» Extract:

begin

# Would these work in a 20gallon



## Phantom_Cichlid (Jul 3, 2006)

well i dont mean all of them but it was suggested that i look for fish i like and here is what i like
Firemouths
Convicts
Saulos
Frontosa
Jack Dempsey


----------



## Guest (Aug 31, 2006)

Firemouths get about 6 inches...so I think a 40g would be minimum...maybe as small as 30g. Too big for a 20g.

Convicts need 25-30g per pair...I guess you could keep one in a 20g, but just having one isn't that great IMO. 

By Saulos, do you mean Pseudotropheus saulosi, the Mbuna? If so, they won't work in a 20g.

Frontosa can get over a foot long, so a 20g won't work.

Jack Dempseys get around 8-10 inches long, so a 20g isn't big enough.

I think you need to look at smaller fish...the ones in your list all get too big for a 20g tank.


----------



## Phantom_Cichlid (Jul 3, 2006)

oh do u have any suggestions


----------



## Damon (Jan 18, 2005)

Firemouths can to to 5 inches but rarely over 4 and 1/2. They could work in a 20 long with proper filtration and amtainence. The rest wont fit though. You may want to look into S.A. cichlids as they tend to stay smaller as a whole. Shellies would work. The julidochromis species tend to stay small also but are aggressive. Rams are nice also.


----------



## Phantom_Cichlid (Jul 3, 2006)

im mainly looking for color


----------



## Laura Ann (May 3, 2006)

Yes, and the rest no. 

Have you thought about Tang shellies?


----------



## Dr_House (Aug 15, 2006)

If you want color, you can't go wrong with apistos. They come in a variety of colors.

As was also suggested, the  Blue Ram would be a good choice for color.


----------



## Phantom_Cichlid (Jul 3, 2006)

i cant find any at my LFS, all the really have is alot of cichlids


----------



## Damon (Jan 18, 2005)

All the fish mentioned above are cichlids.


----------



## Phantom_Cichlid (Jul 3, 2006)

i know but i mean they dont have the ones suggested


----------



## Phantom_Cichlid (Jul 3, 2006)

how about jewels will they work


----------



## Lupin (Aug 1, 2006)

Jewels? Heck no. They're too common in my opinion but it's your choice. Tang shellies or julies are much preferred.


----------



## Phantom_Cichlid (Jul 3, 2006)

i cant find those around here


----------



## Laura Ann (May 3, 2006)

20 gallons is too small for jewels. I had two, and the only fish that could stand up to them were my zebras. They killed off EVERY one of my labs. They are VERY aggressive, and need about 55 gallons or larger, I believe.


----------



## Phantom_Cichlid (Jul 3, 2006)

omg what im i going to get then, i get the tank at like around 5pm tomorrow.


----------



## Laura Ann (May 3, 2006)

We have named other cichlids... it can't be that hard. 

Tang shellies? Blue Rams?

Pick one, there are alot to choose from!

I forgot to add, you still have awhile to choose, the tank needs to be cycled and things of the sort.


----------



## Anonymous (Jan 15, 2005)

Both of the fish mentioned are commonly available to any shop out there. You may need to ask the owner/manager to order them for you, but the good news is that the tank can be cycling while you await the new arrivals. Anticipation may even make the experience more of a thrill when you finally get them.

end

» Supplied records:
begin

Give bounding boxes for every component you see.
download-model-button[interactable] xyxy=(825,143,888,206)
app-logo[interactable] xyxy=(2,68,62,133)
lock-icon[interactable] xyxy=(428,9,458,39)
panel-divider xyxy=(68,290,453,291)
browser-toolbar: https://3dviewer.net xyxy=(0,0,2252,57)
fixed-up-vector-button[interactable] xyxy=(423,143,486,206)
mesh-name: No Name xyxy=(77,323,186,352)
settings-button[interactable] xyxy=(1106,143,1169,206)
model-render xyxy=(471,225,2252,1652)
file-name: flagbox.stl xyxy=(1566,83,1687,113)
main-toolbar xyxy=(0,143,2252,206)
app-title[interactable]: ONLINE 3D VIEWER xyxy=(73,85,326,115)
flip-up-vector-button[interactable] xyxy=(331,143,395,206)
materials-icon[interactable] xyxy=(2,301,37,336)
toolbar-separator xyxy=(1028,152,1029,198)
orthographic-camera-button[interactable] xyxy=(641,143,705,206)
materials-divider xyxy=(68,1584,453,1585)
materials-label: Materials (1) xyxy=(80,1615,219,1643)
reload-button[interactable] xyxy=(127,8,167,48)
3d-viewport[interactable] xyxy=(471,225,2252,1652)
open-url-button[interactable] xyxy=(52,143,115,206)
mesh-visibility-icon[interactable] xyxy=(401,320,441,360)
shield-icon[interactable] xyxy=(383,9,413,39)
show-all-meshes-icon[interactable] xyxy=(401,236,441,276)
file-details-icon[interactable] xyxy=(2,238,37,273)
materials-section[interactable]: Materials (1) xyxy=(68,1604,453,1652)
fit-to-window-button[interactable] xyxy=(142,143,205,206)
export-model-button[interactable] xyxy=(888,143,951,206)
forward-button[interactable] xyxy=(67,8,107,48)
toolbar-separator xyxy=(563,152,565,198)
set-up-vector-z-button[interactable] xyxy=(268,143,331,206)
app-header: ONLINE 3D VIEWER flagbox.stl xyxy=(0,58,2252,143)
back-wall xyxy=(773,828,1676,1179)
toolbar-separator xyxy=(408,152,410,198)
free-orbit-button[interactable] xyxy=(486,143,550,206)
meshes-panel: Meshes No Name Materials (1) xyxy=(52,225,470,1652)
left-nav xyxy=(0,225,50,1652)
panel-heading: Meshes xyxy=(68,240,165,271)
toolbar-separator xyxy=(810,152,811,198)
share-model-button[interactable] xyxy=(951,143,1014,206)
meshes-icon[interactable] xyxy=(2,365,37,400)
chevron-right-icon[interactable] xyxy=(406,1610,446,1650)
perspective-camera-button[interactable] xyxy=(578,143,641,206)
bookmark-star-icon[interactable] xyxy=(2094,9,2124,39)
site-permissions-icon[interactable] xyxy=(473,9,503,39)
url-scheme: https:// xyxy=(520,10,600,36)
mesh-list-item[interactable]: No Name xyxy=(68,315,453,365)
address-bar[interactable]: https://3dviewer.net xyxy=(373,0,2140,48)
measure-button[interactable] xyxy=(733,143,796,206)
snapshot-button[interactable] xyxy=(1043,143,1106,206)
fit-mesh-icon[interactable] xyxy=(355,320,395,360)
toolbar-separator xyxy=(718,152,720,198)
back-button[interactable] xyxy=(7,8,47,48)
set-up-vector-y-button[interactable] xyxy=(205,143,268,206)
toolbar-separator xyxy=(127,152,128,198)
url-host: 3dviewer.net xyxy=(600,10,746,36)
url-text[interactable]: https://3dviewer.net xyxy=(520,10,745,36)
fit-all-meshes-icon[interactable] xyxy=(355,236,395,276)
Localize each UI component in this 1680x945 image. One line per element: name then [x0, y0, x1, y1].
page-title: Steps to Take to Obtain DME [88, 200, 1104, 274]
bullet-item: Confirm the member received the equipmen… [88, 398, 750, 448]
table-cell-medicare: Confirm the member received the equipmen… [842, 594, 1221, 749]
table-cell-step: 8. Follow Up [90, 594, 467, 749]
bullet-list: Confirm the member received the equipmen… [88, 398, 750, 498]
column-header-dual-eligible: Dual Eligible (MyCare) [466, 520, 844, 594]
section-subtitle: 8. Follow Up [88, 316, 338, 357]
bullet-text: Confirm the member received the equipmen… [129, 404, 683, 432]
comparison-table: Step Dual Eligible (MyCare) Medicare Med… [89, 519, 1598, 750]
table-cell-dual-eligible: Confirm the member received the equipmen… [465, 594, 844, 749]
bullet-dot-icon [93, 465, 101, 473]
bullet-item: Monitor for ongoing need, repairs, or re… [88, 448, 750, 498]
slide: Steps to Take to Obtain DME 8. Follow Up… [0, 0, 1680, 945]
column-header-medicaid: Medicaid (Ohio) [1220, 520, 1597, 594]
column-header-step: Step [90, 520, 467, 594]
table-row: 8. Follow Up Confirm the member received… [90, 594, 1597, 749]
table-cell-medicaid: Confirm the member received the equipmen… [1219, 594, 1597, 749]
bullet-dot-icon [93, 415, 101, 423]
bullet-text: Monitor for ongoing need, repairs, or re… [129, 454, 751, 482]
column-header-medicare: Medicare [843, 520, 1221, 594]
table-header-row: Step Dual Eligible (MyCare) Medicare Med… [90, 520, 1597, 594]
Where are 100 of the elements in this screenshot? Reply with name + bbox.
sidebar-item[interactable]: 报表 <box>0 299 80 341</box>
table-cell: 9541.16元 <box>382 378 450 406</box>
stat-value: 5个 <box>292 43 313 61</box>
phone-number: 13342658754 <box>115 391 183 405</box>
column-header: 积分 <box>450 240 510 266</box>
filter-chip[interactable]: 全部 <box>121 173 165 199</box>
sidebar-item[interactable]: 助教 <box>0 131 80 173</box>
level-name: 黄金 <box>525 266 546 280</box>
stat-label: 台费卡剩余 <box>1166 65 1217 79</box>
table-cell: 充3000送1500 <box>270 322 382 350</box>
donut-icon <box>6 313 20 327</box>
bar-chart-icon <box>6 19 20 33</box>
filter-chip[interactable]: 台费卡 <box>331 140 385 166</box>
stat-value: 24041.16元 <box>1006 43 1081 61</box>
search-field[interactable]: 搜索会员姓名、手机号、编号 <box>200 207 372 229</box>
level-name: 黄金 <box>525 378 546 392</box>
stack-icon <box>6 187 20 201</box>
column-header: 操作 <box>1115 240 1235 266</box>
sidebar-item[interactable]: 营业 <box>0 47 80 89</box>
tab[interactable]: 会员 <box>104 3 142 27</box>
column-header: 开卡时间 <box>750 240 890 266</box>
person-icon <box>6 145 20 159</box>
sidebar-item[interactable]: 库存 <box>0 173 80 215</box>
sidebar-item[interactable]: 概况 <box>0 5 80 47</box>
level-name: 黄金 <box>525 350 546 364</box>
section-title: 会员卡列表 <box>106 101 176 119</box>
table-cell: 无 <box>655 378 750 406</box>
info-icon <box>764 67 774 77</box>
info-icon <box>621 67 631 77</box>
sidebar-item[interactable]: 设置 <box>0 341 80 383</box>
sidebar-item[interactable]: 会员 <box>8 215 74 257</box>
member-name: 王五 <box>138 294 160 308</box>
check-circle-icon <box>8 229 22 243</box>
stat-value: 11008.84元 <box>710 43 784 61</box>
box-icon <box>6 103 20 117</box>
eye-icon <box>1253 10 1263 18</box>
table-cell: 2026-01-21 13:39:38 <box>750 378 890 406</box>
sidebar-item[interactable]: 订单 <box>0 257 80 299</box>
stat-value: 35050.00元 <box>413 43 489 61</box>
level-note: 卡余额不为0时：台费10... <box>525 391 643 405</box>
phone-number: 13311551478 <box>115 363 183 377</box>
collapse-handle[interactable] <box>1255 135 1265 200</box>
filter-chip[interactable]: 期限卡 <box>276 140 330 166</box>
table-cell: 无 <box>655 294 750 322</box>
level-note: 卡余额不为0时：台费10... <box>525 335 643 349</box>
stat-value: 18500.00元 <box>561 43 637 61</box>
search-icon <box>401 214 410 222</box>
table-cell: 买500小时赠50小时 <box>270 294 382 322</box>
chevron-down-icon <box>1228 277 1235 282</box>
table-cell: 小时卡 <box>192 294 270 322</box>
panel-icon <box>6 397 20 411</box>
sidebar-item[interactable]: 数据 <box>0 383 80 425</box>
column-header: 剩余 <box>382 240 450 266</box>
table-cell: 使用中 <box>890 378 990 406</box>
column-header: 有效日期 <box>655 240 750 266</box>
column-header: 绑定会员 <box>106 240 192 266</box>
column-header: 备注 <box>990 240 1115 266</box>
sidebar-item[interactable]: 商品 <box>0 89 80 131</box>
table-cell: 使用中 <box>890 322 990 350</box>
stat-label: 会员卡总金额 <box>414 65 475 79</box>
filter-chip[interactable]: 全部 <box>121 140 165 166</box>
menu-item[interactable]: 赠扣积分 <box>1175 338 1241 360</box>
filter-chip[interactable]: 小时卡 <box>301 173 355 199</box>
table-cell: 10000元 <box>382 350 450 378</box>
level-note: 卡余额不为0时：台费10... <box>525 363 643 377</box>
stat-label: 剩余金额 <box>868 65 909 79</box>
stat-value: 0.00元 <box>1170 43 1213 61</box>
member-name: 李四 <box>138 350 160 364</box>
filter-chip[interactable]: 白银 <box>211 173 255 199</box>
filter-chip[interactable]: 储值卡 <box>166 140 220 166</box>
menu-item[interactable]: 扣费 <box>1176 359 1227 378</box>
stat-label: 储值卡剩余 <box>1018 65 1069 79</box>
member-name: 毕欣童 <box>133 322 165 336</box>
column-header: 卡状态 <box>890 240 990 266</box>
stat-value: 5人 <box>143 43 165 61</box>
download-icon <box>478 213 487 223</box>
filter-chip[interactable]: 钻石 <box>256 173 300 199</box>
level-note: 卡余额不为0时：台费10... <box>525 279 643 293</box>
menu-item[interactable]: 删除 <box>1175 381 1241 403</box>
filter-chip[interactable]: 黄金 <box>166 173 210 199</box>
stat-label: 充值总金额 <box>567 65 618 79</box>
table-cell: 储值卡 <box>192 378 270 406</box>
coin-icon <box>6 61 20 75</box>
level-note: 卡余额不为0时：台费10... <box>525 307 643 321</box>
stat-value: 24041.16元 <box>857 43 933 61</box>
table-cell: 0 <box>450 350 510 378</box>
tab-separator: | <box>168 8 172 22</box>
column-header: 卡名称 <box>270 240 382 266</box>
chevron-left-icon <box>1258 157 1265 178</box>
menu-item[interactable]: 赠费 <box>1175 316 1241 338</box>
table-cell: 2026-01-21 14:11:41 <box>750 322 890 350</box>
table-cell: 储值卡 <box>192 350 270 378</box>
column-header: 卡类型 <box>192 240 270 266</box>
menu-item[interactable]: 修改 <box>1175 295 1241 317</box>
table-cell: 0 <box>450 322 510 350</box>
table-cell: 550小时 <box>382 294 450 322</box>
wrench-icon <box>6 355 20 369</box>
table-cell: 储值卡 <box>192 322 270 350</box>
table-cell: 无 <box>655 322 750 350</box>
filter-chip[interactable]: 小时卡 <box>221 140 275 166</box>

end

» Exercise directions:
Answer these from the aquarium thread.
1. How long does the Guest say Frontosa can get?
2. What tank size does Laura Ann believe jewels need?
3. What does Dr_House say apistos come in?
Use only the aquarium thread as your source.

» Problem solution:
1. Over a foot long.
2. About 55 gallons or larger.
3. A variety of colors.